What the task requires:
Word for word, retype every entry in the listing.

_ _ _

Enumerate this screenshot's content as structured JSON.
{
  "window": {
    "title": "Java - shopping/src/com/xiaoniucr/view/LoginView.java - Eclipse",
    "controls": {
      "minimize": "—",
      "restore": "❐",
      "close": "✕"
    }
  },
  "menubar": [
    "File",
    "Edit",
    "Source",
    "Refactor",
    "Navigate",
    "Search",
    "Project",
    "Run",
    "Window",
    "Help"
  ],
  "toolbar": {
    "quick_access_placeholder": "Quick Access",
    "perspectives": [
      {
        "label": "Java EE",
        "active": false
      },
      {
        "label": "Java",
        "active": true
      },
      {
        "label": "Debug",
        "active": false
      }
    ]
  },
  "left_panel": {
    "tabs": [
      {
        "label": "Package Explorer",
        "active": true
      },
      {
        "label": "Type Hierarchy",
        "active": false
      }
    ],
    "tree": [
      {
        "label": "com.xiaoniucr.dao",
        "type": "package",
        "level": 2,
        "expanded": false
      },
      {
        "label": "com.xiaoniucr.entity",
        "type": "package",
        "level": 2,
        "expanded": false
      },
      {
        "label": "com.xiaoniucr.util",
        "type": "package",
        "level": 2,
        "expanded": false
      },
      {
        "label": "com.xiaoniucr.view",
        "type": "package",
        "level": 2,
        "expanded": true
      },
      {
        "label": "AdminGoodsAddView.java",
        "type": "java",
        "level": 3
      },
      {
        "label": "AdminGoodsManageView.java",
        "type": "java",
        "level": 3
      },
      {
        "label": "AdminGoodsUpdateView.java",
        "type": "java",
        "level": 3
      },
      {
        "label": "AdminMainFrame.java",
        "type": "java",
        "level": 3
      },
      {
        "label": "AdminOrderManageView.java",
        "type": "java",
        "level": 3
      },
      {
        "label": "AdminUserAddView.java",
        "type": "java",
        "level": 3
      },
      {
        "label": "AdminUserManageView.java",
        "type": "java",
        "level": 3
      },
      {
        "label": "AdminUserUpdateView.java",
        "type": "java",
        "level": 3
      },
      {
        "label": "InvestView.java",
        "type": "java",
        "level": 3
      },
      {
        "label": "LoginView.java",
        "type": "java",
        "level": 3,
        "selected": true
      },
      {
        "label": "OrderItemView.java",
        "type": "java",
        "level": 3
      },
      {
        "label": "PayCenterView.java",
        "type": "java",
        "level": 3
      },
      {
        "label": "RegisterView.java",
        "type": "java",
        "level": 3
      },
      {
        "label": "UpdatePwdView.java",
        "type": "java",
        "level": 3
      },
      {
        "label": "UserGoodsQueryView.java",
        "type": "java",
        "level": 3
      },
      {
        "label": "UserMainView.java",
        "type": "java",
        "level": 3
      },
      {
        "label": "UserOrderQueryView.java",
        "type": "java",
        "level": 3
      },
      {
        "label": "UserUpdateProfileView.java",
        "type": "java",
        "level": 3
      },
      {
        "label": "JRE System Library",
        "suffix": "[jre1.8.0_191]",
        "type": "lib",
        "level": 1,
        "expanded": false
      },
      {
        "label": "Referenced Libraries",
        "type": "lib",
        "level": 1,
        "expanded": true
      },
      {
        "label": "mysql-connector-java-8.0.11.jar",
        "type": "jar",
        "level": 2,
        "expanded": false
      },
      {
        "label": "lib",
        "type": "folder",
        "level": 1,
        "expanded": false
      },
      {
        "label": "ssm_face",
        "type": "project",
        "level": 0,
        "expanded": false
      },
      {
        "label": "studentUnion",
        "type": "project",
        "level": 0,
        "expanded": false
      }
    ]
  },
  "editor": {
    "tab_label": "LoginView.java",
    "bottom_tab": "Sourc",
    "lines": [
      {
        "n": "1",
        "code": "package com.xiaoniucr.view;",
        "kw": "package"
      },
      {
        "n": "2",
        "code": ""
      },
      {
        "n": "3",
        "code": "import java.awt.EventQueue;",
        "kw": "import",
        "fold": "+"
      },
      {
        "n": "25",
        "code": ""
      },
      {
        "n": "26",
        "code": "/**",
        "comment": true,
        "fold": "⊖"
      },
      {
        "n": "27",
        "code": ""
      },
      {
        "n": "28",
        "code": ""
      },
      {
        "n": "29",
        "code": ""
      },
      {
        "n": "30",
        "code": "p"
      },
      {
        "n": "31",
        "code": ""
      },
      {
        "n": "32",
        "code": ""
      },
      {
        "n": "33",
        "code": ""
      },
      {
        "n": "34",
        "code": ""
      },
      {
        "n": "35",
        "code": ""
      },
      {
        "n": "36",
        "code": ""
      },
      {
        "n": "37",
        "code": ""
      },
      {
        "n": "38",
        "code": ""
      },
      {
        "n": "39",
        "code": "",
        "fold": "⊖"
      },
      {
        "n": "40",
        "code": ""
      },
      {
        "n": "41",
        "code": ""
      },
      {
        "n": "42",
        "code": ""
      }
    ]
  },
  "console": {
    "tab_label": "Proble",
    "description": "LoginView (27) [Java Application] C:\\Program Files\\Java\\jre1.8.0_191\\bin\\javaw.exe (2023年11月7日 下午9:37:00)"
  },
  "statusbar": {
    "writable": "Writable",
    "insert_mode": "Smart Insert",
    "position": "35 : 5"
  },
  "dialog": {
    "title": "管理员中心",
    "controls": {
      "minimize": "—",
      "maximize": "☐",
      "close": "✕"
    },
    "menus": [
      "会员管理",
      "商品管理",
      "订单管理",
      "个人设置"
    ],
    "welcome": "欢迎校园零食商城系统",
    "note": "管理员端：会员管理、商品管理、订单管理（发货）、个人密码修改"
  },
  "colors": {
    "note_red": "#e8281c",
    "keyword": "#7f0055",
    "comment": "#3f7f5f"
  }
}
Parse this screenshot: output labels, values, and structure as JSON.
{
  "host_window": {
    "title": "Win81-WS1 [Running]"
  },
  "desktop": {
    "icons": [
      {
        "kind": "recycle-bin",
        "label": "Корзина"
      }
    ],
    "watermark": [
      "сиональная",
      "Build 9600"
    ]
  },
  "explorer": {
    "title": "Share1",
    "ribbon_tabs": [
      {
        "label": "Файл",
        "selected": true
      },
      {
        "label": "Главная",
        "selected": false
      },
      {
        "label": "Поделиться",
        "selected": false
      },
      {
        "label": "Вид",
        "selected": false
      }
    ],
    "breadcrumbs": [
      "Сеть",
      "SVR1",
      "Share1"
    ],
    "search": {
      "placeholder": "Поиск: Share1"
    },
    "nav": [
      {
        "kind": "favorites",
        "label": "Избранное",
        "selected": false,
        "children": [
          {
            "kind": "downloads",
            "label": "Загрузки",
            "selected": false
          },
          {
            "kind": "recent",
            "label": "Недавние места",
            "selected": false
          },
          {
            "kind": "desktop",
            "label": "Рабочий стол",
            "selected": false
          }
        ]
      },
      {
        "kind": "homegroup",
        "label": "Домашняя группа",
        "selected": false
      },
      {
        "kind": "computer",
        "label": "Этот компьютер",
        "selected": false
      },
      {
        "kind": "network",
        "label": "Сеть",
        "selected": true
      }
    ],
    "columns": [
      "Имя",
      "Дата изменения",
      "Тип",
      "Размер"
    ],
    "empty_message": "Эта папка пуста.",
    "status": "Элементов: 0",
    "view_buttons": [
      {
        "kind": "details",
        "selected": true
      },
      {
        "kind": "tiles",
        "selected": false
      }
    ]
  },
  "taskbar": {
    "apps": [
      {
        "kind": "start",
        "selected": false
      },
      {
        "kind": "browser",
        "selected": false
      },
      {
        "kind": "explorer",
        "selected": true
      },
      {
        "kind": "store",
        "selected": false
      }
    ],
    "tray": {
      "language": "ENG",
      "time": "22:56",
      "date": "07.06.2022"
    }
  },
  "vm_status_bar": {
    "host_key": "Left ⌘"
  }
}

_ _ _

Task response:
Enumerate this screenshot's content as structured JSON.
{
  "window": {
    "title": "Java - shopping/src/com/xiaoniucr/view/LoginView.java - Eclipse",
    "controls": {
      "minimize": "—",
      "restore": "❐",
      "close": "✕"
    }
  },
  "menubar": [
    "File",
    "Edit",
    "Source",
    "Refactor",
    "Navigate",
    "Search",
    "Project",
    "Run",
    "Window",
    "Help"
  ],
  "toolbar": {
    "quick_access_placeholder": "Quick Access",
    "perspectives": [
      {
        "label": "Java EE",
        "active": false
      },
      {
        "label": "Java",
        "active": true
      },
      {
        "label": "Debug",
        "active": false
      }
    ]
  },
  "left_panel": {
    "tabs": [
      {
        "label": "Package Explorer",
        "active": true
      },
      {
        "label": "Type Hierarchy",
        "active": false
      }
    ],
    "tree": [
      {
        "label": "com.xiaoniucr.dao",
        "type": "package",
        "level": 2,
        "expanded": false
      },
      {
        "label": "com.xiaoniucr.entity",
        "type": "package",
        "level": 2,
        "expanded": false
      },
      {
        "label": "com.xiaoniucr.util",
        "type": "package",
        "level": 2,
        "expanded": false
      },
      {
        "label": "com.xiaoniucr.view",
        "type": "package",
        "level": 2,
        "expanded": true
      },
      {
        "label": "AdminGoodsAddView.java",
        "type": "java",
        "level": 3
      },
      {
        "label": "AdminGoodsManageView.java",
        "type": "java",
        "level": 3
      },
      {
        "label": "AdminGoodsUpdateView.java",
        "type": "java",
        "level": 3
      },
      {
        "label": "AdminMainFrame.java",
        "type": "java",
        "level": 3
      },
      {
        "label": "AdminOrderManageView.java",
        "type": "java",
        "level": 3
      },
      {
        "label": "AdminUserAddView.java",
        "type": "java",
        "level": 3
      },
      {
        "label": "AdminUserManageView.java",
        "type": "java",
        "level": 3
      },
      {
        "label": "AdminUserUpdateView.java",
        "type": "java",
        "level": 3
      },
      {
        "label": "InvestView.java",
        "type": "java",
        "level": 3
      },
      {
        "label": "LoginView.java",
        "type": "java",
        "level": 3,
        "selected": true
      },
      {
        "label": "OrderItemView.java",
        "type": "java",
        "level": 3
      },
      {
        "label": "PayCenterView.java",
        "type": "java",
        "level": 3
      },
      {
        "label": "RegisterView.java",
        "type": "java",
        "level": 3
      },
      {
        "label": "UpdatePwdView.java",
        "type": "java",
        "level": 3
      },
      {
        "label": "UserGoodsQueryView.java",
        "type": "java",
        "level": 3
      },
      {
        "label": "UserMainView.java",
        "type": "java",
        "level": 3
      },
      {
        "label": "UserOrderQueryView.java",
        "type": "java",
        "level": 3
      },
      {
        "label": "UserUpdateProfileView.java",
        "type": "java",
        "level": 3
      },
      {
        "label": "JRE System Library",
        "suffix": "[jre1.8.0_191]",
        "type": "lib",
        "level": 1,
        "expanded": false
      },
      {
        "label": "Referenced Libraries",
        "type": "lib",
        "level": 1,
        "expanded": true
      },
      {
        "label": "mysql-connector-java-8.0.11.jar",
        "type": "jar",
        "level": 2,
        "expanded": false
      },
      {
        "label": "lib",
        "type": "folder",
        "level": 1,
        "expanded": false
      },
      {
        "label": "ssm_face",
        "type": "project",
        "level": 0,
        "expanded": false
      },
      {
        "label": "studentUnion",
        "type": "project",
        "level": 0,
        "expanded": false
      }
    ]
  },
  "editor": {
    "tab_label": "LoginView.java",
    "bottom_tab": "Sourc",
    "lines": [
      {
        "n": "1",
        "code": "package com.xiaoniucr.view;",
        "kw": "package"
      },
      {
        "n": "2",
        "code": ""
      },
      {
        "n": "3",
        "code": "import java.awt.EventQueue;",
        "kw": "import",
        "fold": "+"
      },
      {
        "n": "25",
        "code": ""
      },
      {
        "n": "26",
        "code": "/**",
        "comment": true,
        "fold": "⊖"
      },
      {
        "n": "27",
        "code": ""
      },
      {
        "n": "28",
        "code": ""
      },
      {
        "n": "29",
        "code": ""
      },
      {
        "n": "30",
        "code": "p"
      },
      {
        "n": "31",
        "code": ""
      },
      {
        "n": "32",
        "code": ""
      },
      {
        "n": "33",
        "code": ""
      },
      {
        "n": "34",
        "code": ""
      },
      {
        "n": "35",
        "code": ""
      },
      {
        "n": "36",
        "code": ""
      },
      {
        "n": "37",
        "code": ""
      },
      {
        "n": "38",
        "code": ""
      },
      {
        "n": "39",
        "code": "",
        "fold": "⊖"
      },
      {
        "n": "40",
        "code": ""
      },
      {
        "n": "41",
        "code": ""
      },
      {
        "n": "42",
        "code": ""
      }
    ]
  },
  "console": {
    "tab_label": "Proble",
    "description": "LoginView (27) [Java Application] C:\\Program Files\\Java\\jre1.8.0_191\\bin\\javaw.exe (2023年11月7日 下午9:37:00)"
  },
  "statusbar": {
    "writable": "Writable",
    "insert_mode": "Smart Insert",
    "position": "35 : 5"
  },
  "dialog": {
    "title": "管理员中心",
    "controls": {
      "minimize": "—",
      "maximize": "☐",
      "close": "✕"
    },
    "menus": [
      "会员管理",
      "商品管理",
      "订单管理",
      "个人设置"
    ],
    "welcome": "欢迎校园零食商城系统",
    "note": "管理员端：会员管理、商品管理、订单管理（发货）、个人密码修改"
  },
  "colors": {
    "note_red": "#e8281c",
    "keyword": "#7f0055",
    "comment": "#3f7f5f"
  }
}
Parse this screenshot: output labels, values, and structure as JSON.
{
  "host_window": {
    "title": "Win81-WS1 [Running]"
  },
  "desktop": {
    "icons": [
      {
        "kind": "recycle-bin",
        "label": "Корзина"
      }
    ],
    "watermark": [
      "сиональная",
      "Build 9600"
    ]
  },
  "explorer": {
    "title": "Share1",
    "ribbon_tabs": [
      {
        "label": "Файл",
        "selected": true
      },
      {
        "label": "Главная",
        "selected": false
      },
      {
        "label": "Поделиться",
        "selected": false
      },
      {
        "label": "Вид",
        "selected": false
      }
    ],
    "breadcrumbs": [
      "Сеть",
      "SVR1",
      "Share1"
    ],
    "search": {
      "placeholder": "Поиск: Share1"
    },
    "nav": [
      {
        "kind": "favorites",
        "label": "Избранное",
        "selected": false,
        "children": [
          {
            "kind": "downloads",
            "label": "Загрузки",
            "selected": false
          },
          {
            "kind": "recent",
            "label": "Недавние места",
            "selected": false
          },
          {
            "kind": "desktop",
            "label": "Рабочий стол",
            "selected": false
          }
        ]
      },
      {
        "kind": "homegroup",
        "label": "Домашняя группа",
        "selected": false
      },
      {
        "kind": "computer",
        "label": "Этот компьютер",
        "selected": false
      },
      {
        "kind": "network",
        "label": "Сеть",
        "selected": true
      }
    ],
    "columns": [
      "Имя",
      "Дата изменения",
      "Тип",
      "Размер"
    ],
    "empty_message": "Эта папка пуста.",
    "status": "Элементов: 0",
    "view_buttons": [
      {
        "kind": "details",
        "selected": true
      },
      {
        "kind": "tiles",
        "selected": false
      }
    ]
  },
  "taskbar": {
    "apps": [
      {
        "kind": "start",
        "selected": false
      },
      {
        "kind": "browser",
        "selected": false
      },
      {
        "kind": "explorer",
        "selected": true
      },
      {
        "kind": "store",
        "selected": false
      }
    ],
    "tray": {
      "language": "ENG",
      "time": "22:56",
      "date": "07.06.2022"
    }
  },
  "vm_status_bar": {
    "host_key": "Left ⌘"
  }
}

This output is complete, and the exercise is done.